--- Dataset extract ---
#####
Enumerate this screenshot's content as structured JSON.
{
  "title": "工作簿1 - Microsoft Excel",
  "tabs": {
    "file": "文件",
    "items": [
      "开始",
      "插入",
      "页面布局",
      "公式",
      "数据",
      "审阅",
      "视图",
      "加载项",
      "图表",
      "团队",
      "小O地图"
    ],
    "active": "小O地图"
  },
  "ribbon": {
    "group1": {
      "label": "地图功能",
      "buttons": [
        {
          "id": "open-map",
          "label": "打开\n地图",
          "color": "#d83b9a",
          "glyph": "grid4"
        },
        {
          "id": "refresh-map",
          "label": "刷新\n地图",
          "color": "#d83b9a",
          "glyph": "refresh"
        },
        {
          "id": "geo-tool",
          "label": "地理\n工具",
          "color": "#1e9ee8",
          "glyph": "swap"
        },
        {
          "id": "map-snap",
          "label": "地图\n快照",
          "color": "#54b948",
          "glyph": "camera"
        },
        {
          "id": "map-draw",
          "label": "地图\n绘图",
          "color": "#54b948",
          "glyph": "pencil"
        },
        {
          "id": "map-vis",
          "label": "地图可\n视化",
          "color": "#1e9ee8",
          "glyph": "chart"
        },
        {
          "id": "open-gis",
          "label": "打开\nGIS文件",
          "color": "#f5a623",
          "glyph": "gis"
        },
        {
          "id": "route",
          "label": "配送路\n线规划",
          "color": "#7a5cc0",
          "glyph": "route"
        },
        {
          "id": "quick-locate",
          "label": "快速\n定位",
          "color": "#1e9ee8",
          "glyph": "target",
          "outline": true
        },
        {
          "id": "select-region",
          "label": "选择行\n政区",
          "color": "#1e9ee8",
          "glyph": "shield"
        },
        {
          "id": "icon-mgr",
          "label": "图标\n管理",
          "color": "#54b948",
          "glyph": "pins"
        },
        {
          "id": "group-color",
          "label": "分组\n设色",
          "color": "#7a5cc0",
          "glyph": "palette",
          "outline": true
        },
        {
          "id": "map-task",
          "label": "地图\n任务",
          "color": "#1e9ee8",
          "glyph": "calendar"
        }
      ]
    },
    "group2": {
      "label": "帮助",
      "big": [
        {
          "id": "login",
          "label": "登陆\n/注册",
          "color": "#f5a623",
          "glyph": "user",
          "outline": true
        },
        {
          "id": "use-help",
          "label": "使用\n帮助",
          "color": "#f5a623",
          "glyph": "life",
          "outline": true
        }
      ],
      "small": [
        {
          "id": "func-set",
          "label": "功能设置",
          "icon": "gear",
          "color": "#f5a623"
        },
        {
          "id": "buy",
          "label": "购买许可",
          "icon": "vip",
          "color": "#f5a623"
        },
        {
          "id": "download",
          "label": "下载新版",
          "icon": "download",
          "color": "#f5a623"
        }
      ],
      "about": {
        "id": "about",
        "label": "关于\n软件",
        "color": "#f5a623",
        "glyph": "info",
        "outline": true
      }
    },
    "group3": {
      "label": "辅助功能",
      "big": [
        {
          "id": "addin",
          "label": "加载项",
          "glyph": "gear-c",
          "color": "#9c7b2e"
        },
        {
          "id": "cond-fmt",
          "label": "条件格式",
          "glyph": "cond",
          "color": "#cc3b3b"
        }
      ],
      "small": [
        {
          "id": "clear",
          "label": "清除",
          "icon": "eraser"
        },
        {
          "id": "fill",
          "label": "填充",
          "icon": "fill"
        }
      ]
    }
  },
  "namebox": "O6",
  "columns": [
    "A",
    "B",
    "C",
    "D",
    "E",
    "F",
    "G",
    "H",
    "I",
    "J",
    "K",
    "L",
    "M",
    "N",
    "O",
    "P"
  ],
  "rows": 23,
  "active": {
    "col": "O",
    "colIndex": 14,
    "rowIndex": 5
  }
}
#####
--- Task prompt ---
Set down all of the data above, word for word.

--- Task solution ---
Enumerate this screenshot's content as structured JSON.
{
  "title": "工作簿1 - Microsoft Excel",
  "tabs": {
    "file": "文件",
    "items": [
      "开始",
      "插入",
      "页面布局",
      "公式",
      "数据",
      "审阅",
      "视图",
      "加载项",
      "图表",
      "团队",
      "小O地图"
    ],
    "active": "小O地图"
  },
  "ribbon": {
    "group1": {
      "label": "地图功能",
      "buttons": [
        {
          "id": "open-map",
          "label": "打开\n地图",
          "color": "#d83b9a",
          "glyph": "grid4"
        },
        {
          "id": "refresh-map",
          "label": "刷新\n地图",
          "color": "#d83b9a",
          "glyph": "refresh"
        },
        {
          "id": "geo-tool",
          "label": "地理\n工具",
          "color": "#1e9ee8",
          "glyph": "swap"
        },
        {
          "id": "map-snap",
          "label": "地图\n快照",
          "color": "#54b948",
          "glyph": "camera"
        },
        {
          "id": "map-draw",
          "label": "地图\n绘图",
          "color": "#54b948",
          "glyph": "pencil"
        },
        {
          "id": "map-vis",
          "label": "地图可\n视化",
          "color": "#1e9ee8",
          "glyph": "chart"
        },
        {
          "id": "open-gis",
          "label": "打开\nGIS文件",
          "color": "#f5a623",
          "glyph": "gis"
        },
        {
          "id": "route",
          "label": "配送路\n线规划",
          "color": "#7a5cc0",
          "glyph": "route"
        },
        {
          "id": "quick-locate",
          "label": "快速\n定位",
          "color": "#1e9ee8",
          "glyph": "target",
          "outline": true
        },
        {
          "id": "select-region",
          "label": "选择行\n政区",
          "color": "#1e9ee8",
          "glyph": "shield"
        },
        {
          "id": "icon-mgr",
          "label": "图标\n管理",
          "color": "#54b948",
          "glyph": "pins"
        },
        {
          "id": "group-color",
          "label": "分组\n设色",
          "color": "#7a5cc0",
          "glyph": "palette",
          "outline": true
        },
        {
          "id": "map-task",
          "label": "地图\n任务",
          "color": "#1e9ee8",
          "glyph": "calendar"
        }
      ]
    },
    "group2": {
      "label": "帮助",
      "big": [
        {
          "id": "login",
          "label": "登陆\n/注册",
          "color": "#f5a623",
          "glyph": "user",
          "outline": true
        },
        {
          "id": "use-help",
          "label": "使用\n帮助",
          "color": "#f5a623",
          "glyph": "life",
          "outline": true
        }
      ],
      "small": [
        {
          "id": "func-set",
          "label": "功能设置",
          "icon": "gear",
          "color": "#f5a623"
        },
        {
          "id": "buy",
          "label": "购买许可",
          "icon": "vip",
          "color": "#f5a623"
        },
        {
          "id": "download",
          "label": "下载新版",
          "icon": "download",
          "color": "#f5a623"
        }
      ],
      "about": {
        "id": "about",
        "label": "关于\n软件",
        "color": "#f5a623",
        "glyph": "info",
        "outline": true
      }
    },
    "group3": {
      "label": "辅助功能",
      "big": [
        {
          "id": "addin",
          "label": "加载项",
          "glyph": "gear-c",
          "color": "#9c7b2e"
        },
        {
          "id": "cond-fmt",
          "label": "条件格式",
          "glyph": "cond",
          "color": "#cc3b3b"
        }
      ],
      "small": [
        {
          "id": "clear",
          "label": "清除",
          "icon": "eraser"
        },
        {
          "id": "fill",
          "label": "填充",
          "icon": "fill"
        }
      ]
    }
  },
  "namebox": "O6",
  "columns": [
    "A",
    "B",
    "C",
    "D",
    "E",
    "F",
    "G",
    "H",
    "I",
    "J",
    "K",
    "L",
    "M",
    "N",
    "O",
    "P"
  ],
  "rows": 23,
  "active": {
    "col": "O",
    "colIndex": 14,
    "rowIndex": 5
  }
}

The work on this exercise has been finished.